→ **EXTRACT PROVIDED**:

+ + + +

SANTIAGO, Oct 10 2007 (IPS) - “Patagonia is THE symbol of nature in the world,” says U.S. lawyer Aaron Sanger, who is leading an international campaign against Hidroaysén, a joint venture that is planning to build five huge hydroelectric stations in the south of Chile.

Sanger, who lives in Washington, was hired by the U.S.-based International Rivers Network (IRN) to lead a campaign against Chilean export products “like copper, timber and fruit,” that in its view are directly associated with the electricity supplied by Hidroaysén.

The IRN is part of the Chilean Patagonia Defence Council (CDP), a collective of 35 local and international environmental, civic, business and religious organisations, to which artists, academics and politicians also belong.

“The international campaign is a tool to make buyers of Chilean products aware of the connections between these goods and Hidroaysén,” but the campaign’s actions have not yet been precisely determined, Sanger said at a meeting with a select group of foreign correspondents on Tuesday.

The mining companies that extract copper, Chile’s main export product, have the most to gain from the 2,750 megawatts to be generated by the five dams on the swift-flowing Baker and Pascua rivers in the Aysén region of Chile, 2,000 kilometres south of the capital, said the lawyer.

+ + + +

→ **TO BE DONE**:
1. Decide whether each statement agrees with the news report on the campaign against Hidroaysén, answering yes or no and quoting the words of the report that settle it: (a) Sanger lives in Washington. (b) The Chilean Patagonia Defence Council is a collective of 50 organizations. (c) The campaign's actions have already been fully decided.
2. Repeat the part of the news report on the Hidroaysén campaign starting at "Sanger, who lives" and ending at "correspondents on Tuesday.".
3. Carry on the news report about the campaign against the Hidroaysén dams, picking up after its final sentence.

→ **Collected data**:
+ + + +

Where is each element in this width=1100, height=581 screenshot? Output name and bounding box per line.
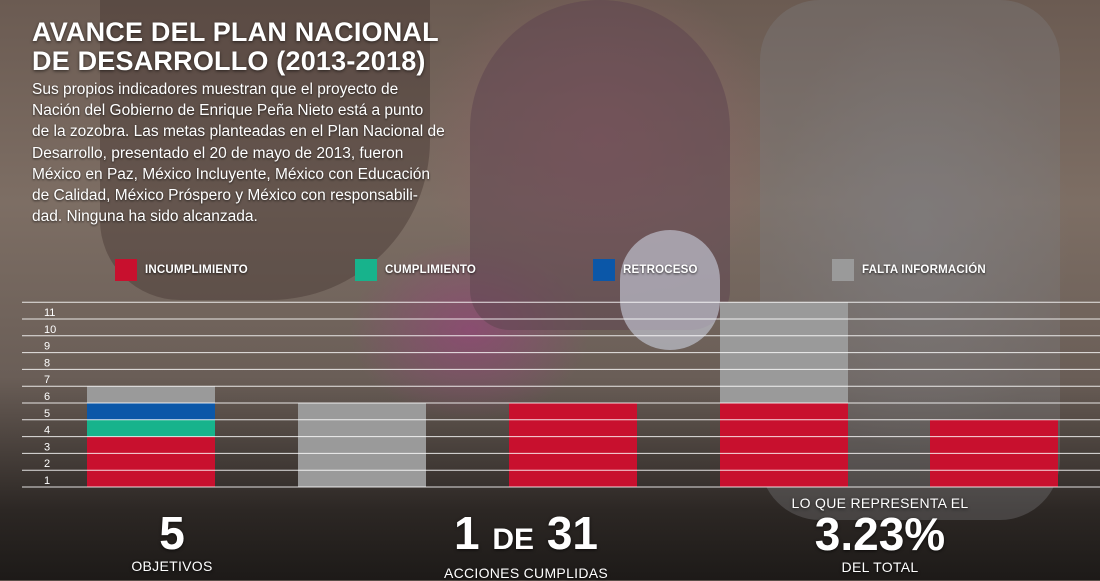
y-tick-label-9: 9	[44, 341, 50, 353]
bar-segment-1-incumplimiento	[87, 436, 215, 487]
stat-objetivos-number: 5	[159, 507, 185, 559]
stat-objetivos-label: OBJETIVOS	[131, 558, 213, 574]
gridlines-group	[22, 301, 1100, 488]
tick-labels-group: 1 2 3 4 5 6 7 8 9 10 11	[44, 307, 56, 487]
bar-segment-4-incumplimiento	[720, 403, 848, 487]
y-tick-label-10: 10	[44, 324, 56, 336]
title-line-2: DE DESARROLLO (2013-2018)	[32, 46, 426, 76]
y-tick-label-2: 2	[44, 458, 50, 470]
legend-item-cumplimiento: CUMPLIMIENTO	[355, 259, 476, 281]
intro-paragraph: Sus propios indicadores muestran que el …	[32, 79, 482, 227]
y-tick-label-7: 7	[44, 374, 50, 386]
stat-objetivos: 5 OBJETIVOS	[112, 510, 232, 574]
legend-item-incumplimiento: INCUMPLIMIENTO	[115, 259, 248, 281]
legend-label: CUMPLIMIENTO	[385, 264, 476, 276]
bar-segment-1-falta-información	[87, 386, 215, 403]
bar-segment-1-retroceso	[87, 403, 215, 420]
bars-group	[87, 302, 1058, 487]
y-tick-label-8: 8	[44, 357, 50, 369]
y-tick-label-1: 1	[44, 475, 50, 487]
legend-label: INCUMPLIMIENTO	[145, 264, 248, 276]
stat-acciones-number: 1 DE 31	[416, 510, 636, 563]
stat-acciones-connector: DE	[492, 523, 535, 556]
legend-swatch-incumplimiento	[115, 259, 137, 281]
legend-label: RETROCESO	[623, 264, 698, 276]
intro-line: dad. Ninguna ha sido alcanzada.	[32, 208, 258, 226]
bar-segment-3-incumplimiento	[509, 403, 637, 487]
stat-porcentaje: LO QUE REPRESENTA EL 3.23% DEL TOTAL	[760, 495, 1000, 575]
page-title: AVANCE DEL PLAN NACIONAL DE DESARROLLO (…	[32, 18, 439, 76]
intro-line: Sus propios indicadores muestran que el …	[32, 81, 399, 98]
stat-porcentaje-prefix: LO QUE REPRESENTA EL	[791, 495, 969, 511]
intro-line: Nación del Gobierno de Enrique Peña Niet…	[32, 102, 424, 120]
legend-item-falta-informacion: FALTA INFORMACIÓN	[832, 259, 986, 281]
legend-swatch-retroceso	[593, 259, 615, 281]
stat-acciones-number-b: 31	[546, 507, 598, 559]
photo-shape-bag	[620, 230, 720, 350]
legend-swatch-cumplimiento	[355, 259, 377, 281]
stat-acciones: 1 DE 31 ACCIONES CUMPLIDAS	[416, 510, 636, 581]
bar-segment-1-cumplimiento	[87, 419, 215, 437]
legend-swatch-falta-informacion	[832, 259, 854, 281]
intro-line: Desarrollo, presentado el 20 de mayo de …	[32, 144, 404, 162]
intro-line: de la zozobra. Las metas planteadas en e…	[32, 123, 445, 141]
photo-shape-left	[100, 0, 430, 300]
y-tick-label-4: 4	[44, 425, 50, 437]
legend-item-retroceso: RETROCESO	[593, 259, 698, 281]
y-tick-label-11: 11	[44, 307, 55, 319]
stat-porcentaje-label: DEL TOTAL	[841, 559, 919, 575]
bar-segment-2-falta-información	[298, 403, 426, 487]
stat-acciones-number-a: 1	[453, 507, 480, 559]
y-tick-label-6: 6	[44, 391, 50, 403]
y-tick-label-3: 3	[44, 441, 50, 453]
title-line-1: AVANCE DEL PLAN NACIONAL	[32, 17, 439, 47]
stat-porcentaje-number: 3.23%	[814, 508, 946, 560]
intro-line: México en Paz, México Incluyente, México…	[32, 165, 431, 183]
intro-line: de Calidad, México Próspero y México con…	[32, 187, 418, 205]
stat-acciones-label: ACCIONES CUMPLIDAS	[443, 565, 609, 581]
y-tick-label-5: 5	[44, 408, 50, 420]
stacked-bar-chart: 1 2 3 4 5 6 7 8 9 10 11	[22, 301, 1100, 488]
legend-label: FALTA INFORMACIÓN	[862, 264, 986, 276]
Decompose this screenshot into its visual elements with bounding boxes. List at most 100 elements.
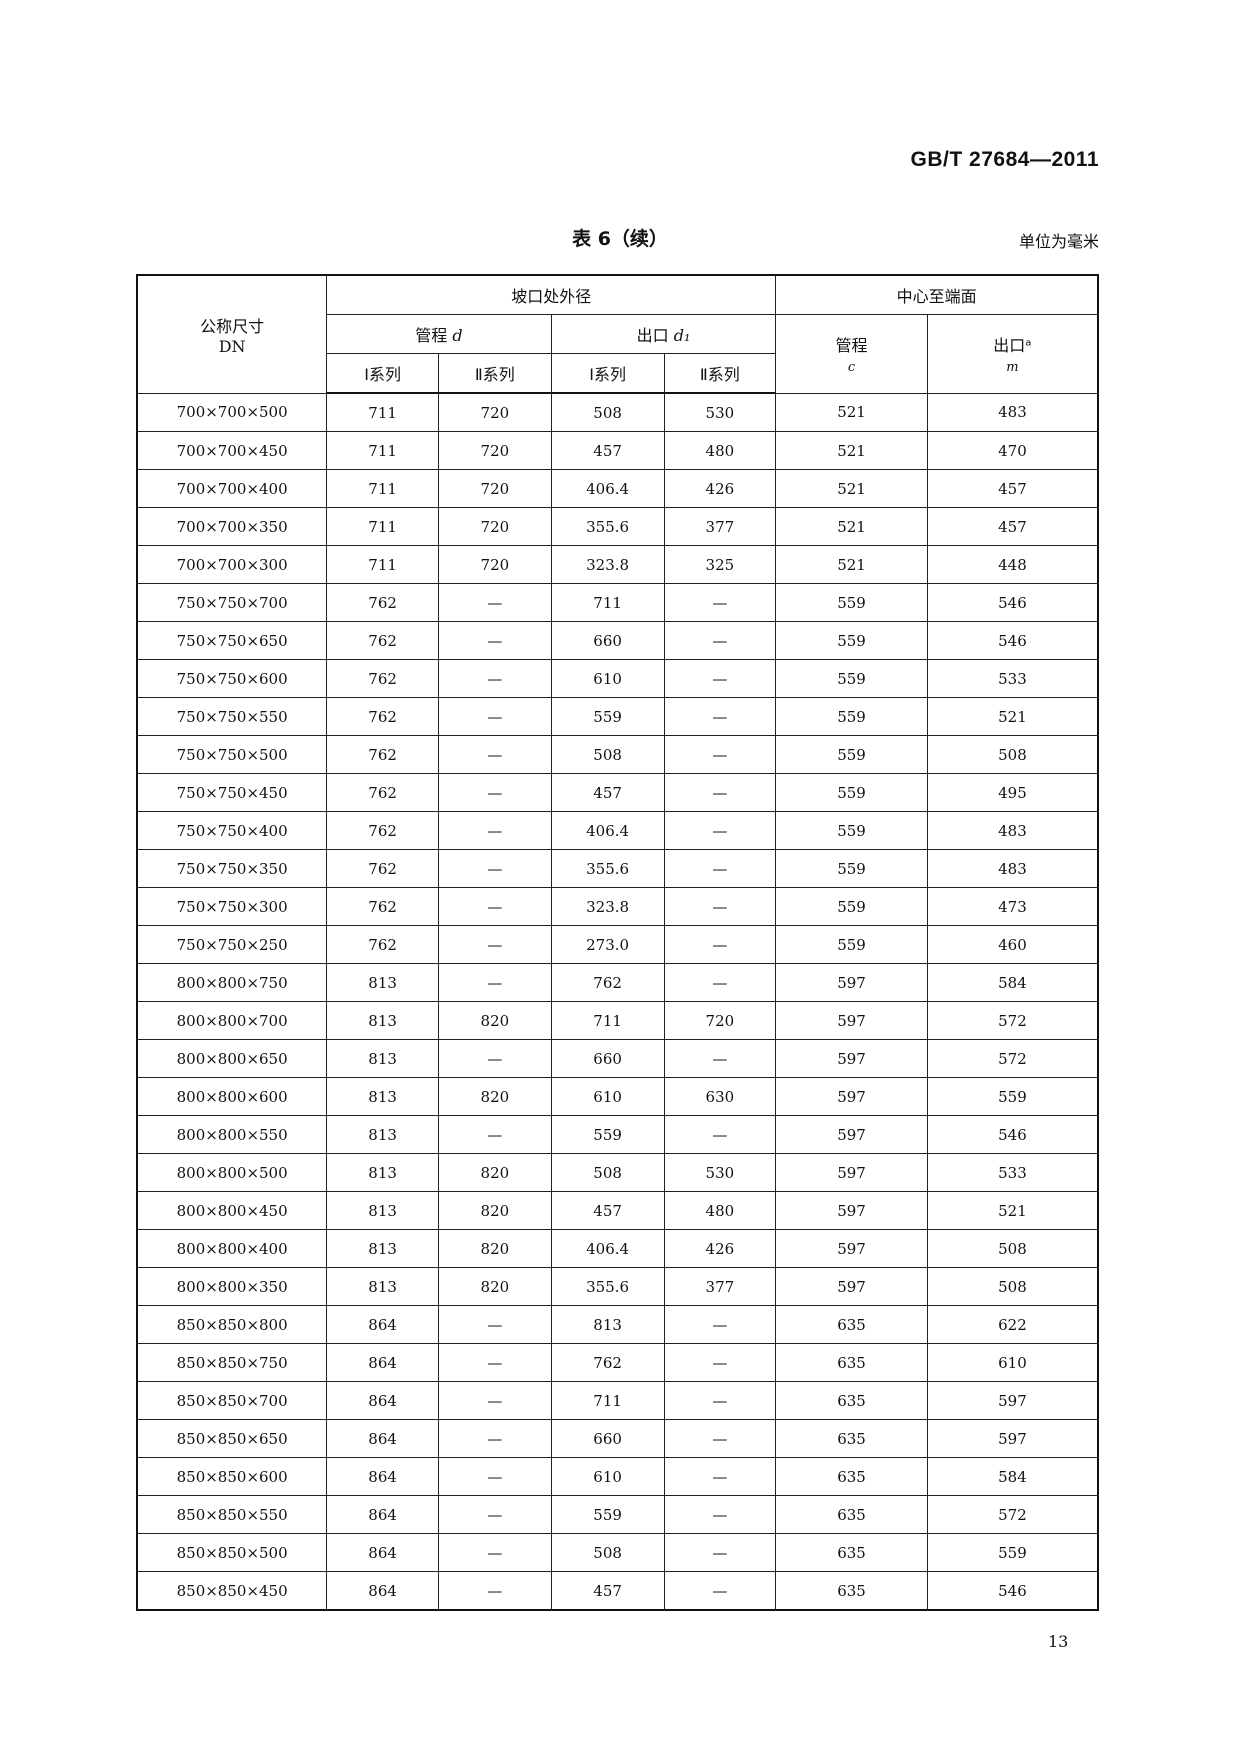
table-cell: 711 — [326, 507, 439, 546]
table-cell: 635 — [775, 1343, 928, 1382]
table-cell: 864 — [326, 1533, 439, 1572]
table-cell: 635 — [775, 1533, 928, 1572]
table-cell: 864 — [326, 1419, 439, 1458]
table-cell: — — [663, 1457, 777, 1496]
table-cell: — — [437, 1571, 552, 1611]
table-cell: 800×800×450 — [136, 1191, 328, 1230]
table-cell: 325 — [663, 545, 777, 584]
table-row: 800×800×650 813—660—597 572 — [136, 1039, 1099, 1078]
table-cell: 508 — [550, 1533, 665, 1572]
table-cell: 813 — [326, 1039, 439, 1078]
table-cell: 521 — [926, 1191, 1099, 1230]
table-cell: 813 — [326, 1153, 439, 1192]
table-cell: — — [663, 1419, 777, 1458]
header-run-d: 管程 d — [326, 314, 552, 354]
table-cell: 521 — [775, 431, 928, 470]
table-cell: — — [437, 735, 552, 774]
table-cell: 597 — [775, 1077, 928, 1116]
table-cell: 850×850×550 — [136, 1495, 328, 1534]
table-cell: 355.6 — [550, 1267, 665, 1306]
header-run-c: 管程 c — [775, 314, 928, 394]
table-row: 750×750×700 762—711—559 546 — [136, 583, 1099, 622]
table-cell: 800×800×500 — [136, 1153, 328, 1192]
header-center: 中心至端面 — [775, 274, 1099, 315]
table-cell: 800×800×650 — [136, 1039, 328, 1078]
table-cell: 820 — [437, 1153, 552, 1192]
table-row: 750×750×350 762—355.6—559 483 — [136, 849, 1099, 888]
table-cell: 700×700×350 — [136, 507, 328, 546]
table-cell: 850×850×800 — [136, 1305, 328, 1344]
table-cell: 711 — [326, 545, 439, 584]
table-cell: 762 — [326, 887, 439, 926]
table-cell: 850×850×450 — [136, 1571, 328, 1611]
header-outlet-d-label: 出口 — [636, 326, 669, 345]
table-cell: — — [663, 1039, 777, 1078]
table-cell: 820 — [437, 1267, 552, 1306]
table-cell: — — [663, 621, 777, 660]
table-row: 750×750×300 762—323.8—559 473 — [136, 887, 1099, 926]
table-cell: 559 — [775, 849, 928, 888]
table-row: 800×800×450 813 820 457 480 597 521 — [136, 1191, 1099, 1230]
table-cell: 864 — [326, 1495, 439, 1534]
table-cell: 800×800×700 — [136, 1001, 328, 1040]
table-row: 850×850×800 864—813—635 622 — [136, 1305, 1099, 1344]
table-cell: 750×750×650 — [136, 621, 328, 660]
header-outlet-m-symbol: m — [1006, 360, 1019, 376]
header-run-series2: Ⅱ系列 — [437, 353, 552, 394]
table-cell: 800×800×350 — [136, 1267, 328, 1306]
table-cell: 850×850×600 — [136, 1457, 328, 1496]
table-cell: — — [437, 1457, 552, 1496]
table-cell: — — [663, 1305, 777, 1344]
table-cell: 711 — [326, 469, 439, 508]
header-outlet-d: 出口 d₁ — [550, 314, 777, 354]
table-cell: 813 — [326, 1267, 439, 1306]
table-cell: 700×700×300 — [136, 545, 328, 584]
table-cell: — — [663, 811, 777, 850]
table-cell: 635 — [775, 1305, 928, 1344]
table-cell: 559 — [775, 925, 928, 964]
table-cell: 508 — [926, 1229, 1099, 1268]
table-cell: 457 — [550, 773, 665, 812]
table-row: 700×700×400 711 720 406.4 426 521 457 — [136, 469, 1099, 508]
table-cell: 762 — [326, 697, 439, 736]
table-cell: 559 — [775, 659, 928, 698]
table-cell: 800×800×550 — [136, 1115, 328, 1154]
table-cell: 457 — [926, 469, 1099, 508]
table-cell: 720 — [437, 507, 552, 546]
table-cell: 546 — [926, 1571, 1099, 1611]
table-cell: 762 — [326, 773, 439, 812]
table-cell: 572 — [926, 1495, 1099, 1534]
table-cell: 457 — [550, 431, 665, 470]
table-cell: 610 — [550, 659, 665, 698]
table-cell: 559 — [775, 735, 928, 774]
table-cell: 750×750×300 — [136, 887, 328, 926]
table-cell: 720 — [437, 431, 552, 470]
table-cell: 508 — [550, 1153, 665, 1192]
table-cell: 635 — [775, 1571, 928, 1611]
table-cell: — — [437, 1305, 552, 1344]
table-cell: 750×750×700 — [136, 583, 328, 622]
table-cell: 864 — [326, 1457, 439, 1496]
standard-number: GB/T 27684—2011 — [910, 148, 1099, 171]
table-cell: — — [437, 1115, 552, 1154]
table-row: 850×850×500 864—508—635 559 — [136, 1533, 1099, 1572]
table-cell: 530 — [663, 1153, 777, 1192]
table-cell: 559 — [775, 811, 928, 850]
table-cell: 457 — [550, 1191, 665, 1230]
table-cell: 864 — [326, 1305, 439, 1344]
table-cell: — — [663, 773, 777, 812]
table-row: 750×750×250 762—273.0—559 460 — [136, 925, 1099, 964]
table-cell: 521 — [775, 392, 928, 432]
table-cell: 762 — [550, 1343, 665, 1382]
table-cell: 820 — [437, 1001, 552, 1040]
table-cell: 473 — [926, 887, 1099, 926]
table-cell: — — [437, 1533, 552, 1572]
table-cell: 559 — [775, 887, 928, 926]
table-cell: — — [663, 1533, 777, 1572]
table-cell: 546 — [926, 1115, 1099, 1154]
table-cell: 355.6 — [550, 507, 665, 546]
table-cell: 533 — [926, 1153, 1099, 1192]
table-cell: 720 — [437, 469, 552, 508]
table-cell: 559 — [926, 1533, 1099, 1572]
table-row: 700×700×500 711 720 508 530 521 483 — [136, 392, 1099, 432]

+ + + +

→ **PER-TASK ANSWERS**:
1.
(a) Yes: "Sanger, who lives in Washington"
(b) No: "a collective of 35 local and international environmental, civic, business and religious organisations"
(c) No: "the campaign’s actions have not yet been precisely determined"

2.
Sanger, who lives in Washington, was hired by the U.S.-based International Rivers Network (IRN) to lead a campaign against Chilean export products “like copper, timber and fruit,” that in its view are directly associated with the electricity supplied by Hidroaysén.

The IRN is part of the Chilean Patagonia Defence Council (CDP), a collective of 35 local and international environmental, civic, business and religious organisations, to which artists, academics and politicians also belong.

“The international campaign is a tool to make buyers of Chilean products aware of the connections between these goods and Hidroaysén,” but the campaign’s actions have not yet been precisely determined, Sanger said at a meeting with a select group of foreign correspondents on Tuesday.

3.
Hidroaysén is the result of a partnership established in 2006 between energy companies Endesa Chile, owned by the Spanish firm Endesa, and Colbún, controlled by the Chilean Matte Group. They plan to invest more than four billion dollars in the project.

Endesa owns 51 percent of the shares of Hidroaysén, which will flood 5,910 hectares of pristine wilderness to transmit electricity to Santiago along 2,200 kilometres of power lines running through eight regions in the south and centre of the country.

If the project goes ahead, it will be “the largest clear-cut area in the world,” said Sanger.

In 2002 and 2003, he formed part of a campaign by another U.S. NGO, Forest Ethics, against the main forestry companies in Chile, both of them pulp and paper manufacturers: CMPC, belonging to the Matte Group, and Celco, owned by the Angelini Group.

The Forest Ethics campaign resulted in the signing of an agreement by both companies to protect native forests in southern Chile.

“The IRN cannot see how the Matte Group will fulfil its commitment, and at the same time destroy so many hectares of native forest,” said Sanger, who in 2006 lived in the city of Villarrica in the Araucanía region, 750 kilometres south of the capital.

“We have three times as many organisations involved in this campaign against Hidroaysén as we had in 2002-2003, and the budget is 10 times higher” than that available to fight the Chilean forestry companies, said Sanger, without mentioning the actual amounts.

The money comes from “Chile, Spain, the United States, Canada, and to some degree from all over the world. There’s a great deal of interest in Patagonia, because Patagonia is a unique symbol of nature,” said the activist.

Sanger arrived in Santiago on Oct. 3 to attend the launch of the book “Patagonia chilena ¡sin represas!” (Chilean Patagonia: Without Dams) written by the CDP in order to inform people about the area’s natural wealth and warn of the serious harm the dams would cause.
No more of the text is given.